_EXERCISE DETAILS:_ No images are to be carried over; print all other material exactly as it stands.

····················

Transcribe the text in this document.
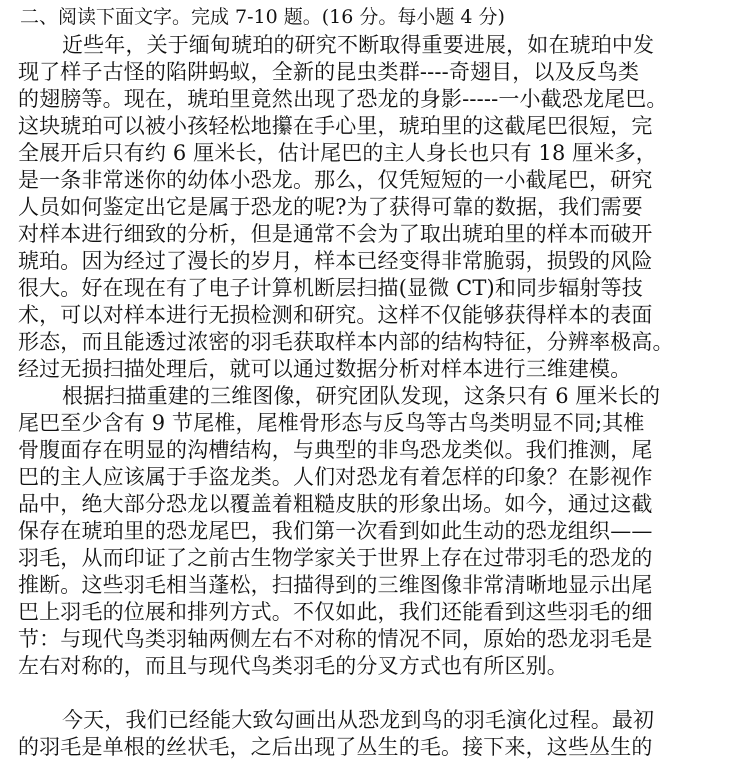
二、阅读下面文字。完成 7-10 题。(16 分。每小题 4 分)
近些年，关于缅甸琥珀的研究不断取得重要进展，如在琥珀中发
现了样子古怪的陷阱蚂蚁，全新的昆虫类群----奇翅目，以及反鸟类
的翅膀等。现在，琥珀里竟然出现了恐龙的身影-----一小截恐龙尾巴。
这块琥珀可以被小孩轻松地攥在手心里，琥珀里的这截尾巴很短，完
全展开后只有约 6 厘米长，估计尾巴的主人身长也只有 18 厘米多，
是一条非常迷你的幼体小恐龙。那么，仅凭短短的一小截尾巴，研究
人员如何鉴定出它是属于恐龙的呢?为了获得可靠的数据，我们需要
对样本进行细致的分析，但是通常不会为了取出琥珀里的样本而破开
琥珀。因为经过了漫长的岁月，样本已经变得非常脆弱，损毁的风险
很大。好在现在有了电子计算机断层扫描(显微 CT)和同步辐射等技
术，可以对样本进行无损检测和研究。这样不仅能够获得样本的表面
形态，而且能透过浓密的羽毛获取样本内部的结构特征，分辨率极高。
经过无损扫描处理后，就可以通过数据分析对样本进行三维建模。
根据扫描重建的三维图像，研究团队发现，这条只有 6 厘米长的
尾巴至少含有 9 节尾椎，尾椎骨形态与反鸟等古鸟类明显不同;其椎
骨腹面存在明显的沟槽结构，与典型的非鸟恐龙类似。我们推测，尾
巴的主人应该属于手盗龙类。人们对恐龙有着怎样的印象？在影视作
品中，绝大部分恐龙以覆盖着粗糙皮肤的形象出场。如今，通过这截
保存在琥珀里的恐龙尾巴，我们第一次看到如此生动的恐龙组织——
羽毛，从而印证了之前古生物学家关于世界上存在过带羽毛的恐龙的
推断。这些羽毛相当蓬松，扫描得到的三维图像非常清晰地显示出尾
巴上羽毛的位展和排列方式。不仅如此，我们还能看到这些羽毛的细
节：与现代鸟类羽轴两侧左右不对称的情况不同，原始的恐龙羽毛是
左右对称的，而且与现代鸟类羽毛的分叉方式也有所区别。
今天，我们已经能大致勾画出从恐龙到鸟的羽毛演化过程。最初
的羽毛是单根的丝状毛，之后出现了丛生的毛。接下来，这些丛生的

····················

_EXERCISE OUTPUT:_
Transcribe the text in this document.
二、阅读下面文字。完成 7-10 题。(16 分。每小题 4 分)
近些年，关于缅甸琥珀的研究不断取得重要进展，如在琥珀中发
现了样子古怪的陷阱蚂蚁，全新的昆虫类群----奇翅目，以及反鸟类
的翅膀等。现在，琥珀里竟然出现了恐龙的身影-----一小截恐龙尾巴。
这块琥珀可以被小孩轻松地攥在手心里，琥珀里的这截尾巴很短，完
全展开后只有约 6 厘米长，估计尾巴的主人身长也只有 18 厘米多，
是一条非常迷你的幼体小恐龙。那么，仅凭短短的一小截尾巴，研究
人员如何鉴定出它是属于恐龙的呢?为了获得可靠的数据，我们需要
对样本进行细致的分析，但是通常不会为了取出琥珀里的样本而破开
琥珀。因为经过了漫长的岁月，样本已经变得非常脆弱，损毁的风险
很大。好在现在有了电子计算机断层扫描(显微 CT)和同步辐射等技
术，可以对样本进行无损检测和研究。这样不仅能够获得样本的表面
形态，而且能透过浓密的羽毛获取样本内部的结构特征，分辨率极高。
经过无损扫描处理后，就可以通过数据分析对样本进行三维建模。
根据扫描重建的三维图像，研究团队发现，这条只有 6 厘米长的
尾巴至少含有 9 节尾椎，尾椎骨形态与反鸟等古鸟类明显不同;其椎
骨腹面存在明显的沟槽结构，与典型的非鸟恐龙类似。我们推测，尾
巴的主人应该属于手盗龙类。人们对恐龙有着怎样的印象？在影视作
品中，绝大部分恐龙以覆盖着粗糙皮肤的形象出场。如今，通过这截
保存在琥珀里的恐龙尾巴，我们第一次看到如此生动的恐龙组织——
羽毛，从而印证了之前古生物学家关于世界上存在过带羽毛的恐龙的
推断。这些羽毛相当蓬松，扫描得到的三维图像非常清晰地显示出尾
巴上羽毛的位展和排列方式。不仅如此，我们还能看到这些羽毛的细
节：与现代鸟类羽轴两侧左右不对称的情况不同，原始的恐龙羽毛是
左右对称的，而且与现代鸟类羽毛的分叉方式也有所区别。
今天，我们已经能大致勾画出从恐龙到鸟的羽毛演化过程。最初
的羽毛是单根的丝状毛，之后出现了丛生的毛。接下来，这些丛生的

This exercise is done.